Reproduce the listing below word for word, with no pictures.

════════════════════

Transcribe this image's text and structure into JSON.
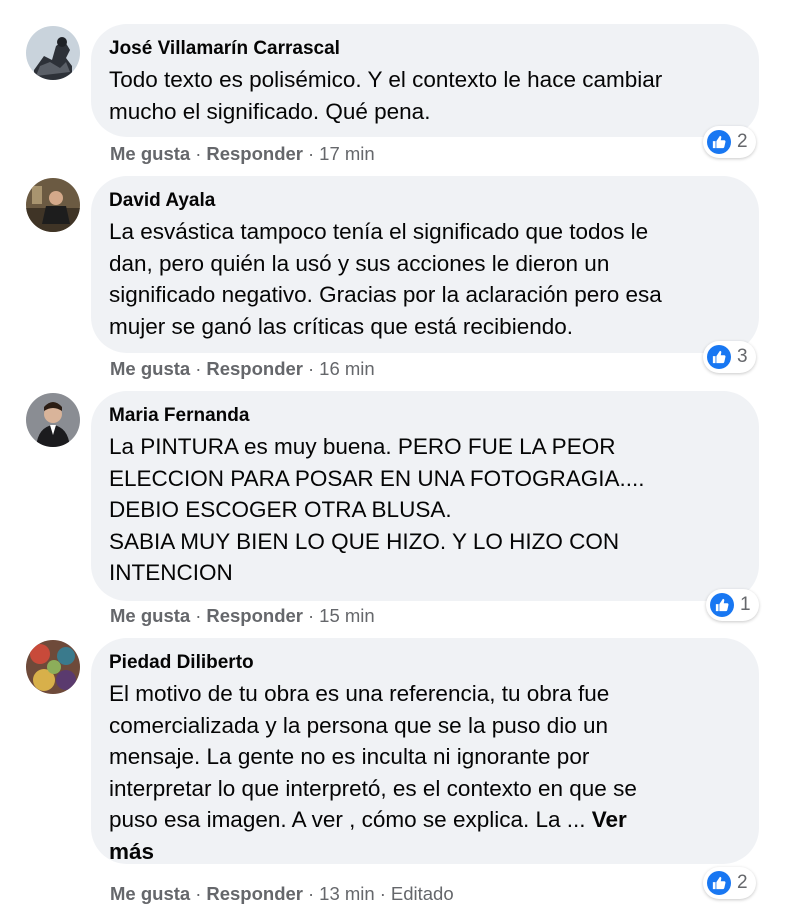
{
  "comments": [
    {
      "author": "José Villamarín Carrascal",
      "text": "Todo texto es polisémico. Y el contexto le hace cambiar\nmucho el significado. Qué pena.",
      "like_label": "Me gusta",
      "reply_label": "Responder",
      "time": "17 min",
      "reactions": "2"
    },
    {
      "author": "David Ayala",
      "text": "La esvástica tampoco tenía el significado que todos le\ndan, pero quién la usó y sus acciones le dieron un\nsignificado negativo. Gracias por la aclaración pero esa\nmujer se ganó las críticas que está recibiendo.",
      "like_label": "Me gusta",
      "reply_label": "Responder",
      "time": "16 min",
      "reactions": "3"
    },
    {
      "author": "Maria Fernanda",
      "text": "La PINTURA es muy buena. PERO FUE LA PEOR\nELECCION PARA POSAR EN UNA FOTOGRAGIA....\nDEBIO ESCOGER OTRA BLUSA.\nSABIA MUY BIEN LO QUE HIZO. Y LO HIZO CON\nINTENCION",
      "like_label": "Me gusta",
      "reply_label": "Responder",
      "time": "15 min",
      "reactions": "1"
    },
    {
      "author": "Piedad Diliberto",
      "text": "El motivo de tu obra es una referencia, tu obra fue\ncomercializada y la persona que se la puso dio un\nmensaje. La gente no es inculta ni ignorante por\ninterpretar lo que interpretó, es el contexto en que se\npuso esa imagen. A ver , cómo se explica. La ... ",
      "see_more": "Ver\nmás",
      "like_label": "Me gusta",
      "reply_label": "Responder",
      "time": "13 min",
      "edited": "Editado",
      "reactions": "2"
    }
  ],
  "colors": {
    "bubble": "#f0f2f5",
    "meta_text": "#65676b",
    "like_blue": "#1877f2"
  },
  "icons": {
    "reaction": "thumbs-up-icon"
  }
}
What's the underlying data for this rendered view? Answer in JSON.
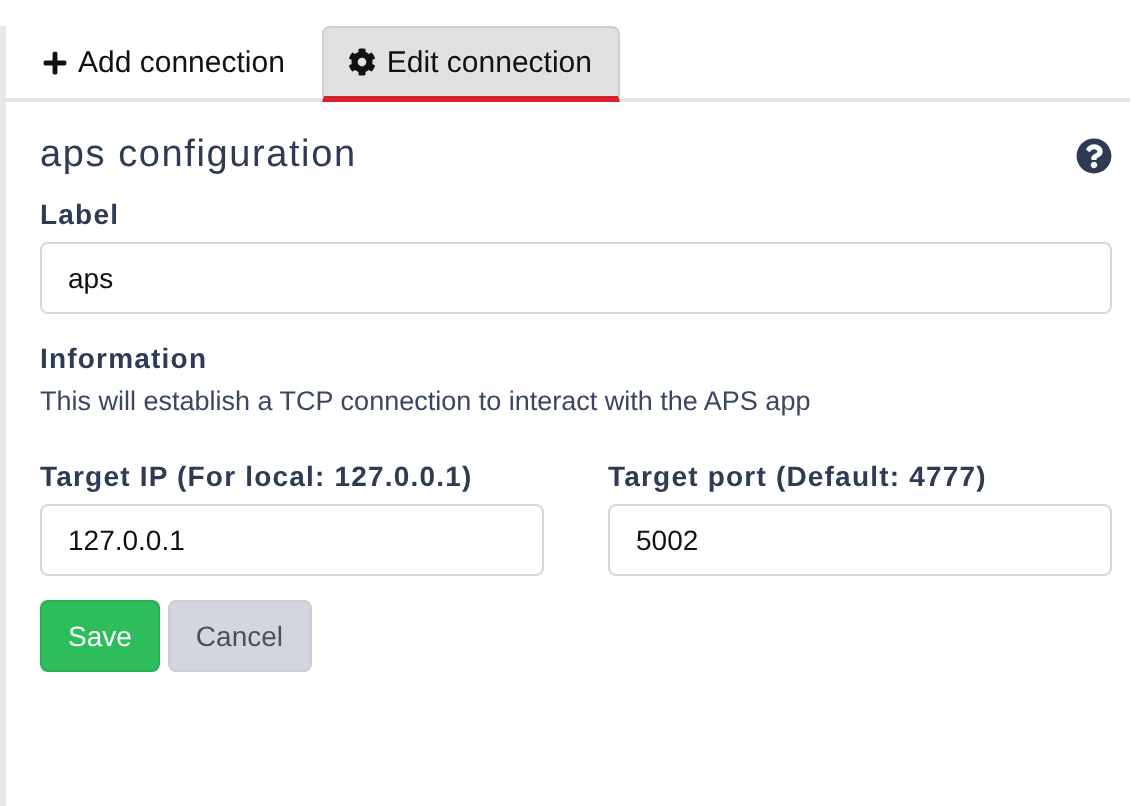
{
  "tabs": [
    {
      "label": "Add connection",
      "kind": "add",
      "selected": false
    },
    {
      "label": "Edit connection",
      "kind": "edit",
      "selected": true
    }
  ],
  "title": "aps configuration",
  "label_field": {
    "label": "Label",
    "value": "aps"
  },
  "information": {
    "heading": "Information",
    "text": "This will establish a TCP connection to interact with the APS app"
  },
  "target_fields": [
    {
      "label": "Target IP (For local: 127.0.0.1)",
      "value": "127.0.0.1"
    },
    {
      "label": "Target port (Default: 4777)",
      "value": "5002"
    }
  ],
  "buttons": [
    {
      "label": "Save",
      "kind": "primary"
    },
    {
      "label": "Cancel",
      "kind": "secondary"
    }
  ]
}
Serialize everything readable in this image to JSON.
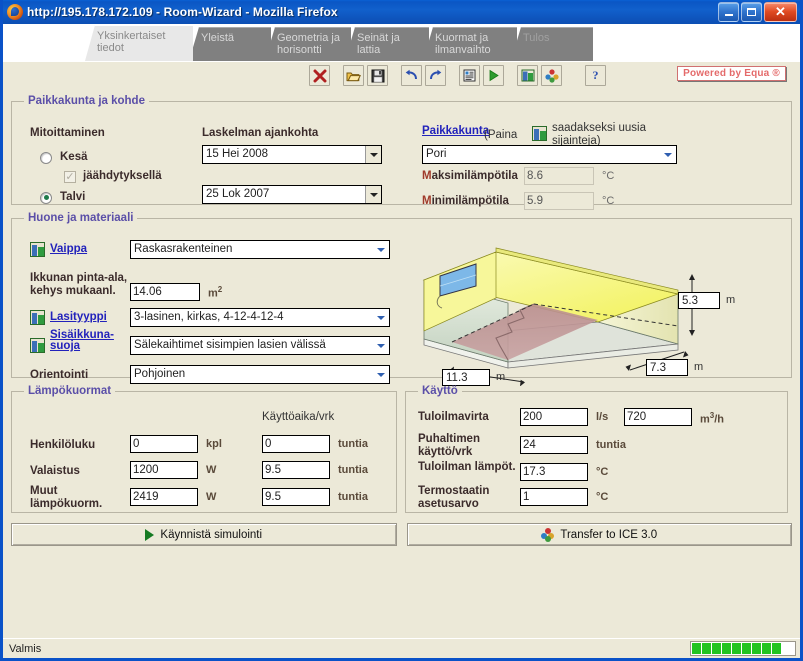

════════════════════

*Exercise answer*.
Transcribe this image's text and structure into JSON.
{
  "comments": [
    {
      "author": "José Villamarín Carrascal",
      "text": "Todo texto es polisémico. Y el contexto le hace cambiar\nmucho el significado. Qué pena.",
      "like_label": "Me gusta",
      "reply_label": "Responder",
      "time": "17 min",
      "reactions": "2"
    },
    {
      "author": "David Ayala",
      "text": "La esvástica tampoco tenía el significado que todos le\ndan, pero quién la usó y sus acciones le dieron un\nsignificado negativo. Gracias por la aclaración pero esa\nmujer se ganó las críticas que está recibiendo.",
      "like_label": "Me gusta",
      "reply_label": "Responder",
      "time": "16 min",
      "reactions": "3"
    },
    {
      "author": "Maria Fernanda",
      "text": "La PINTURA es muy buena. PERO FUE LA PEOR\nELECCION PARA POSAR EN UNA FOTOGRAGIA....\nDEBIO ESCOGER OTRA BLUSA.\nSABIA MUY BIEN LO QUE HIZO. Y LO HIZO CON\nINTENCION",
      "like_label": "Me gusta",
      "reply_label": "Responder",
      "time": "15 min",
      "reactions": "1"
    },
    {
      "author": "Piedad Diliberto",
      "text": "El motivo de tu obra es una referencia, tu obra fue\ncomercializada y la persona que se la puso dio un\nmensaje. La gente no es inculta ni ignorante por\ninterpretar lo que interpretó, es el contexto en que se\npuso esa imagen. A ver , cómo se explica. La ... ",
      "see_more": "Ver\nmás",
      "like_label": "Me gusta",
      "reply_label": "Responder",
      "time": "13 min",
      "edited": "Editado",
      "reactions": "2"
    }
  ],
  "colors": {
    "bubble": "#f0f2f5",
    "meta_text": "#65676b",
    "like_blue": "#1877f2"
  },
  "icons": {
    "reaction": "thumbs-up-icon"
  }
}
What's the underlying data for this rendered view? Answer in JSON.
{
  "tabs": [
    {
      "label": "Add connection",
      "kind": "add",
      "selected": false
    },
    {
      "label": "Edit connection",
      "kind": "edit",
      "selected": true
    }
  ],
  "title": "aps configuration",
  "label_field": {
    "label": "Label",
    "value": "aps"
  },
  "information": {
    "heading": "Information",
    "text": "This will establish a TCP connection to interact with the APS app"
  },
  "target_fields": [
    {
      "label": "Target IP (For local: 127.0.0.1)",
      "value": "127.0.0.1"
    },
    {
      "label": "Target port (Default: 4777)",
      "value": "5002"
    }
  ],
  "buttons": [
    {
      "label": "Save",
      "kind": "primary"
    },
    {
      "label": "Cancel",
      "kind": "secondary"
    }
  ]
}
Serialize everything readable in this image to JSON.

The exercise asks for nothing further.